# [What the task asks]
Reproduce the listing word for word, leaving every picture behind.

# [Provided records]

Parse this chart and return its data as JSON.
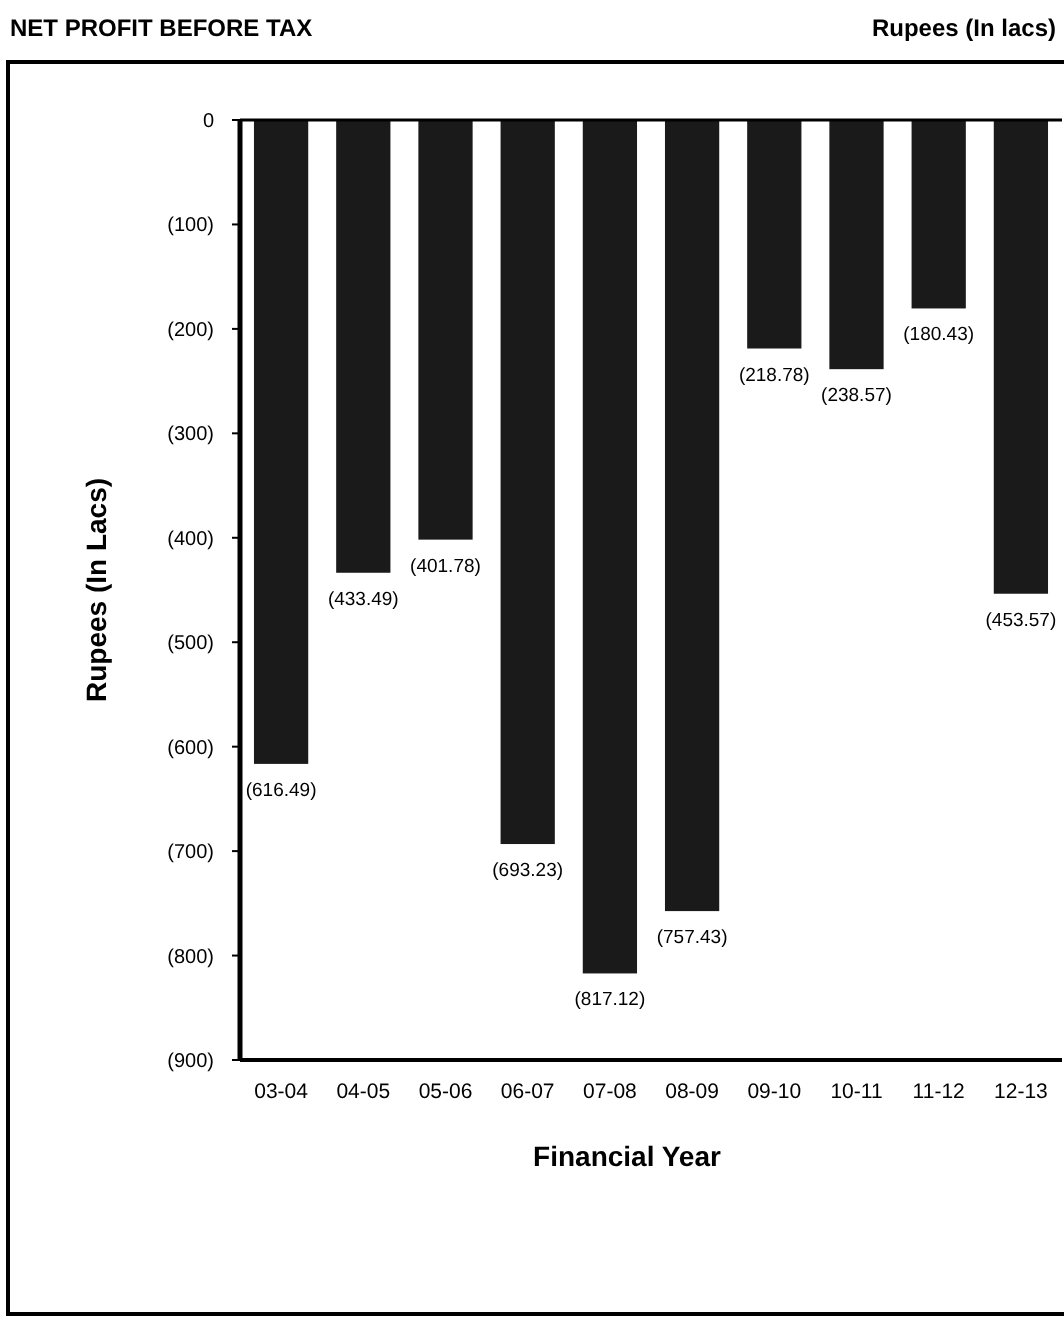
{
  "chart_data": {
    "type": "bar",
    "title": "NET PROFIT BEFORE TAX",
    "subtitle": "Rupees (In lacs)",
    "xlabel": "Financial Year",
    "ylabel": "Rupees (In Lacs)",
    "categories": [
      "03-04",
      "04-05",
      "05-06",
      "06-07",
      "07-08",
      "08-09",
      "09-10",
      "10-11",
      "11-12",
      "12-13"
    ],
    "values": [
      -616.49,
      -433.49,
      -401.78,
      -693.23,
      -817.12,
      -757.43,
      -218.78,
      -238.57,
      -180.43,
      -453.57
    ],
    "value_labels": [
      "(616.49)",
      "(433.49)",
      "(401.78)",
      "(693.23)",
      "(817.12)",
      "(757.43)",
      "(218.78)",
      "(238.57)",
      "(180.43)",
      "(453.57)"
    ],
    "color": "#1a1a1a",
    "ylim": [
      -900,
      0
    ],
    "yticks": [
      0,
      {
        "value": -100,
        "label": "(100)"
      },
      {
        "value": -200,
        "label": "(200)"
      },
      {
        "value": -300,
        "label": "(300)"
      },
      {
        "value": -400,
        "label": "(400)"
      },
      {
        "value": -500,
        "label": "(500)"
      },
      {
        "value": -600,
        "label": "(600)"
      },
      {
        "value": -700,
        "label": "(700)"
      },
      {
        "value": -800,
        "label": "(800)"
      },
      {
        "value": -900,
        "label": "(900)"
      }
    ],
    "grid": false
  }
}
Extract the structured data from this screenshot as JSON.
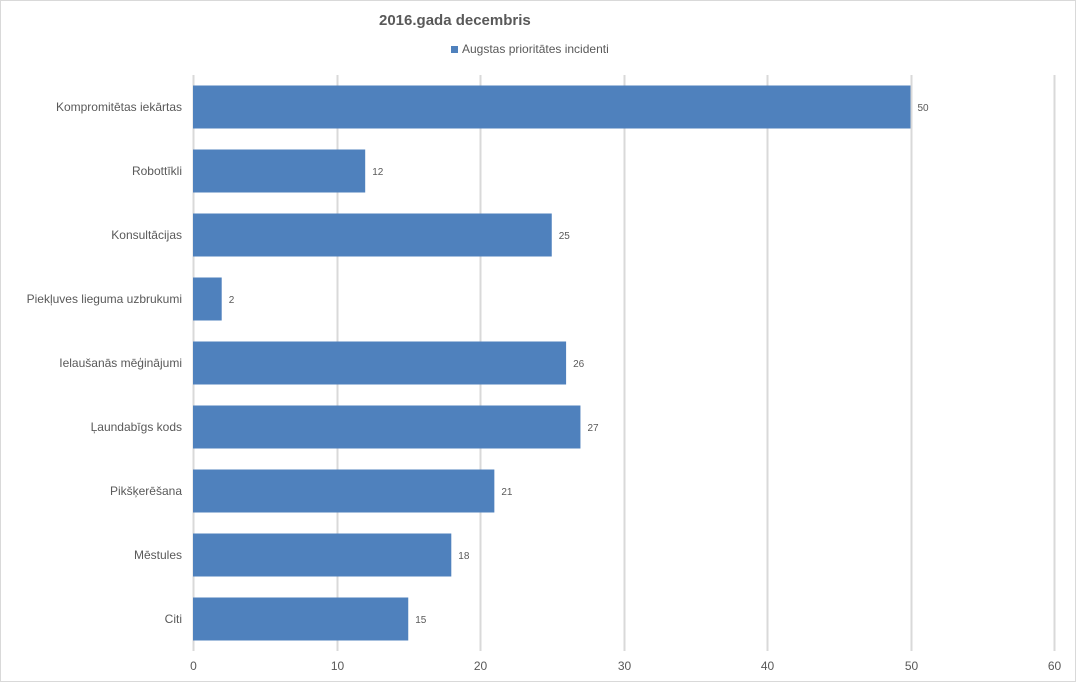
{
  "chart_data": {
    "type": "bar",
    "orientation": "horizontal",
    "title": "2016.gada decembris",
    "categories": [
      "Kompromitētas iekārtas",
      "Robottīkli",
      "Konsultācijas",
      "Piekļuves lieguma uzbrukumi",
      "Ielaušanās mēģinājumi",
      "Ļaundabīgs kods",
      "Pikšķerēšana",
      "Mēstules",
      "Citi"
    ],
    "series": [
      {
        "name": "Augstas prioritātes incidenti",
        "color": "#4f81bd",
        "values": [
          50,
          12,
          25,
          2,
          26,
          27,
          21,
          18,
          15
        ]
      }
    ],
    "xlim": [
      0,
      60
    ],
    "xticks": [
      0,
      10,
      20,
      30,
      40,
      50,
      60
    ],
    "grid": true,
    "legend_position": "top",
    "data_labels": true,
    "colors": {
      "bar": "#4f81bd",
      "grid": "#d9d9d9",
      "text": "#595959"
    }
  }
}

# [Response for this exercise]
Parse this chart and return its data as JSON.
{
  "chart_data": {
    "type": "bar",
    "title": "NET PROFIT BEFORE TAX",
    "subtitle": "Rupees (In lacs)",
    "xlabel": "Financial Year",
    "ylabel": "Rupees (In Lacs)",
    "categories": [
      "03-04",
      "04-05",
      "05-06",
      "06-07",
      "07-08",
      "08-09",
      "09-10",
      "10-11",
      "11-12",
      "12-13"
    ],
    "values": [
      -616.49,
      -433.49,
      -401.78,
      -693.23,
      -817.12,
      -757.43,
      -218.78,
      -238.57,
      -180.43,
      -453.57
    ],
    "value_labels": [
      "(616.49)",
      "(433.49)",
      "(401.78)",
      "(693.23)",
      "(817.12)",
      "(757.43)",
      "(218.78)",
      "(238.57)",
      "(180.43)",
      "(453.57)"
    ],
    "color": "#1a1a1a",
    "ylim": [
      -900,
      0
    ],
    "yticks": [
      0,
      {
        "value": -100,
        "label": "(100)"
      },
      {
        "value": -200,
        "label": "(200)"
      },
      {
        "value": -300,
        "label": "(300)"
      },
      {
        "value": -400,
        "label": "(400)"
      },
      {
        "value": -500,
        "label": "(500)"
      },
      {
        "value": -600,
        "label": "(600)"
      },
      {
        "value": -700,
        "label": "(700)"
      },
      {
        "value": -800,
        "label": "(800)"
      },
      {
        "value": -900,
        "label": "(900)"
      }
    ],
    "grid": false
  }
}
Extract the structured data from this screenshot as JSON.
{
  "chart_data": {
    "type": "bar",
    "orientation": "horizontal",
    "title": "2016.gada decembris",
    "categories": [
      "Kompromitētas iekārtas",
      "Robottīkli",
      "Konsultācijas",
      "Piekļuves lieguma uzbrukumi",
      "Ielaušanās mēģinājumi",
      "Ļaundabīgs kods",
      "Pikšķerēšana",
      "Mēstules",
      "Citi"
    ],
    "series": [
      {
        "name": "Augstas prioritātes incidenti",
        "color": "#4f81bd",
        "values": [
          50,
          12,
          25,
          2,
          26,
          27,
          21,
          18,
          15
        ]
      }
    ],
    "xlim": [
      0,
      60
    ],
    "xticks": [
      0,
      10,
      20,
      30,
      40,
      50,
      60
    ],
    "grid": true,
    "legend_position": "top",
    "data_labels": true,
    "colors": {
      "bar": "#4f81bd",
      "grid": "#d9d9d9",
      "text": "#595959"
    }
  }
}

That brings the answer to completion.